** BEGIN DATA LINES **

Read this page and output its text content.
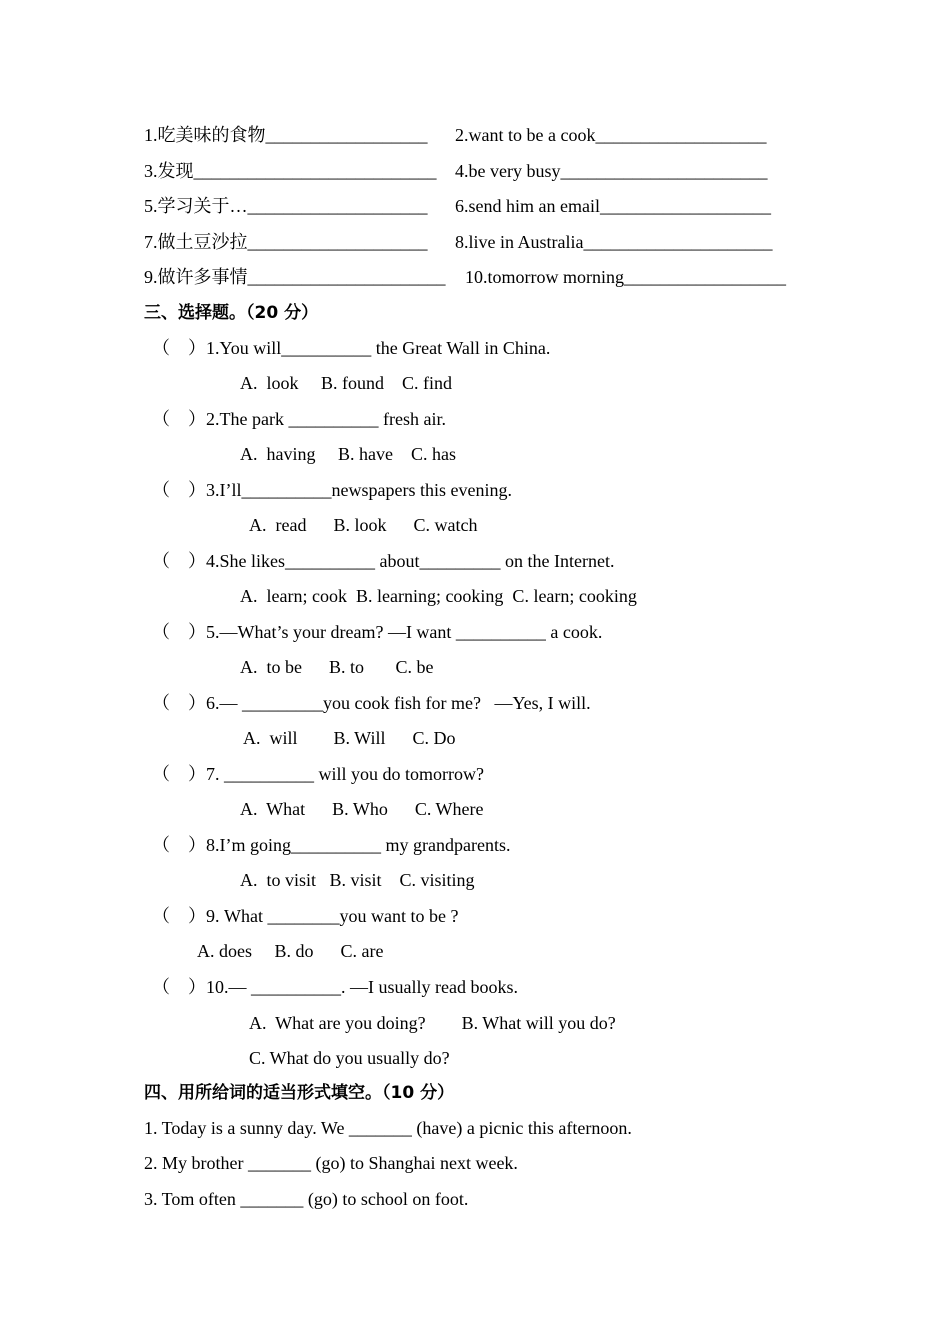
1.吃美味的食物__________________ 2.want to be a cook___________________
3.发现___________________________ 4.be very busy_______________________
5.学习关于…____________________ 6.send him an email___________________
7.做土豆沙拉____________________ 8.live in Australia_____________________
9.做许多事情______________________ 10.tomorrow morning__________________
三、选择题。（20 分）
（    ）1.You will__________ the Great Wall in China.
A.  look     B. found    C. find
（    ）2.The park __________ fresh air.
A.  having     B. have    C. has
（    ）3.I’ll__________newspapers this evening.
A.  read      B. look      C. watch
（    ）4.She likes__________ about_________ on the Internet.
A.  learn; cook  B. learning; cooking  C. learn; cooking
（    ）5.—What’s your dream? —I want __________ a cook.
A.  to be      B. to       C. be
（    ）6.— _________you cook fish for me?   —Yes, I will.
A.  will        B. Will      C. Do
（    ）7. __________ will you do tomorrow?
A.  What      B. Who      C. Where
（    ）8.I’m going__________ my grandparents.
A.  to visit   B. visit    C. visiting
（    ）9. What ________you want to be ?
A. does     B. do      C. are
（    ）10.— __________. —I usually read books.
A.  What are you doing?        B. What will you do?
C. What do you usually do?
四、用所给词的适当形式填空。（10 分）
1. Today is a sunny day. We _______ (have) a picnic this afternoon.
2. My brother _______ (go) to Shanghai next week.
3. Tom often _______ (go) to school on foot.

** END DATA LINES **
** BEGIN DATA LINES **

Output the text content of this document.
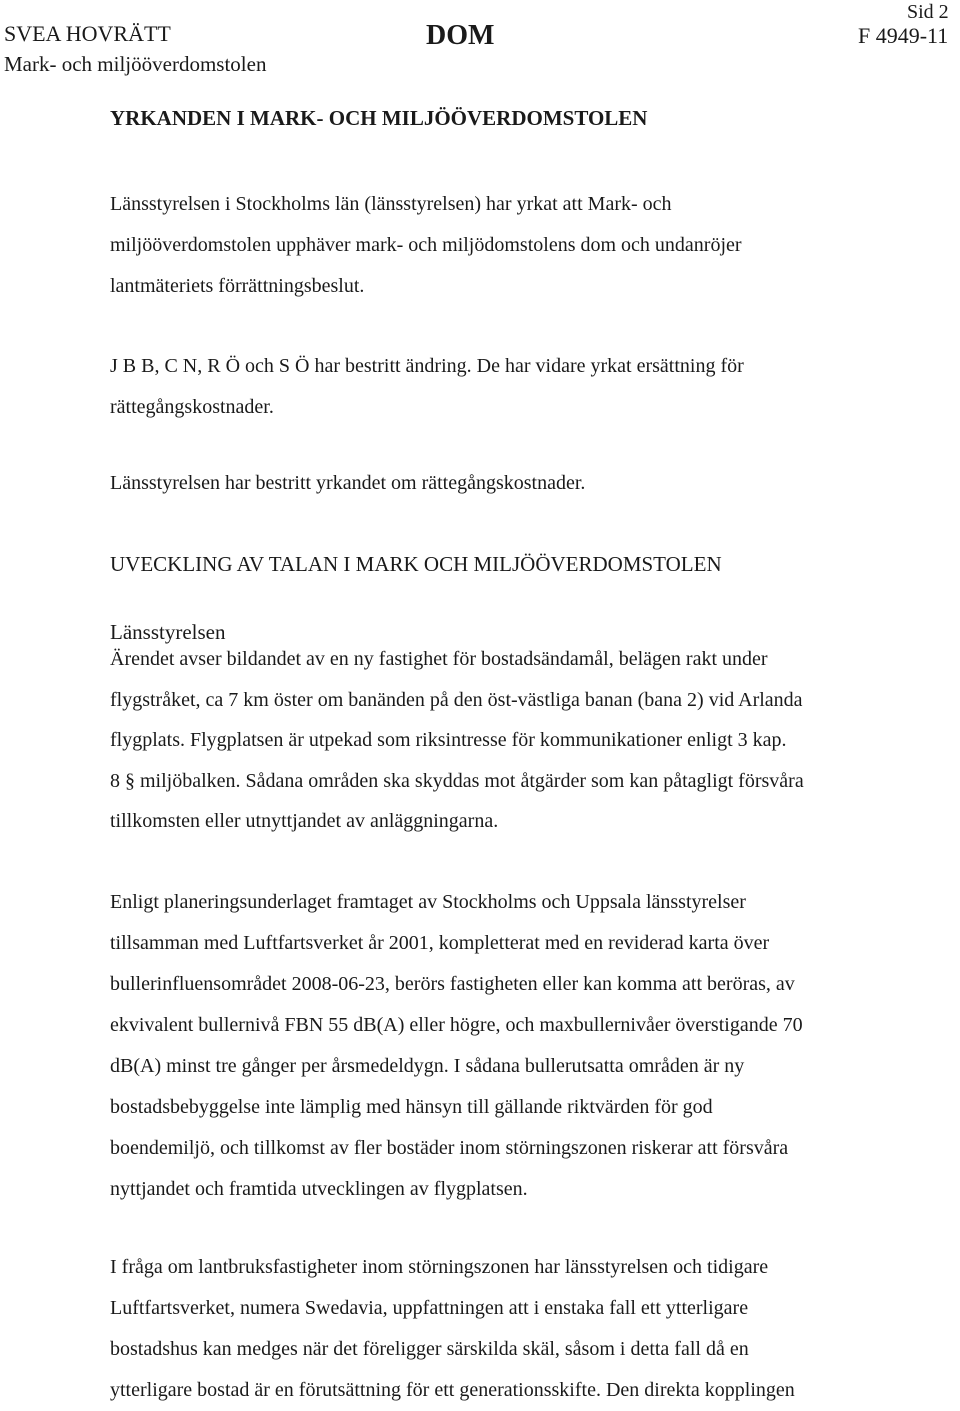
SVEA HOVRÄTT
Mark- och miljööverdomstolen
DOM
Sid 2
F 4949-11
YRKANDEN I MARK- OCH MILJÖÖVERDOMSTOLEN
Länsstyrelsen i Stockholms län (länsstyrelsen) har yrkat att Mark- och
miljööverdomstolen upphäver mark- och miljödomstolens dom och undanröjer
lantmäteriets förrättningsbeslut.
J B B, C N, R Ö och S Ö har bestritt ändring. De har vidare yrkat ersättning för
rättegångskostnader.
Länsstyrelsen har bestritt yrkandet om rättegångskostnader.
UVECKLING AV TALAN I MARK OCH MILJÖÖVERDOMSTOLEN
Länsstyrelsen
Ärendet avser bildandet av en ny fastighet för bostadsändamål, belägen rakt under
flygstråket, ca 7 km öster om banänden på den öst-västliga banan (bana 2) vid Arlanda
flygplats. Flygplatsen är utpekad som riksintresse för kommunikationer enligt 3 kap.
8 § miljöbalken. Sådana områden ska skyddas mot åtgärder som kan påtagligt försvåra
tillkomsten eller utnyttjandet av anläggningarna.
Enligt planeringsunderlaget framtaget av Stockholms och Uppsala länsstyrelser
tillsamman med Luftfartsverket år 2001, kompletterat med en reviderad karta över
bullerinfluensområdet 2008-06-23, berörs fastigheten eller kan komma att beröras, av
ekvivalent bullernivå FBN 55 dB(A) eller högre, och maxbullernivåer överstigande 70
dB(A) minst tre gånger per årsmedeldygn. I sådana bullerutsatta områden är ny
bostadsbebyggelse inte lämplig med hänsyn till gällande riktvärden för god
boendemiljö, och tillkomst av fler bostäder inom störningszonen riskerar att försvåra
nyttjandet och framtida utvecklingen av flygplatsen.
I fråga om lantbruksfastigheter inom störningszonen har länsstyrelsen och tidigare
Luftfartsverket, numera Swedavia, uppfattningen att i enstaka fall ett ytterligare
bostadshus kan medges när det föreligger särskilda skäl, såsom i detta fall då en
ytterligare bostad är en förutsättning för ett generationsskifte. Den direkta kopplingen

** END DATA LINES **

AIM
Identify which lines contain the word "ytterligare" and copy each one.

EXERCISE ANSWER
Luftfartsverket, numera Swedavia, uppfattningen att i enstaka fall ett ytterligare
ytterligare bostad är en förutsättning för ett generationsskifte. Den direkta kopplingen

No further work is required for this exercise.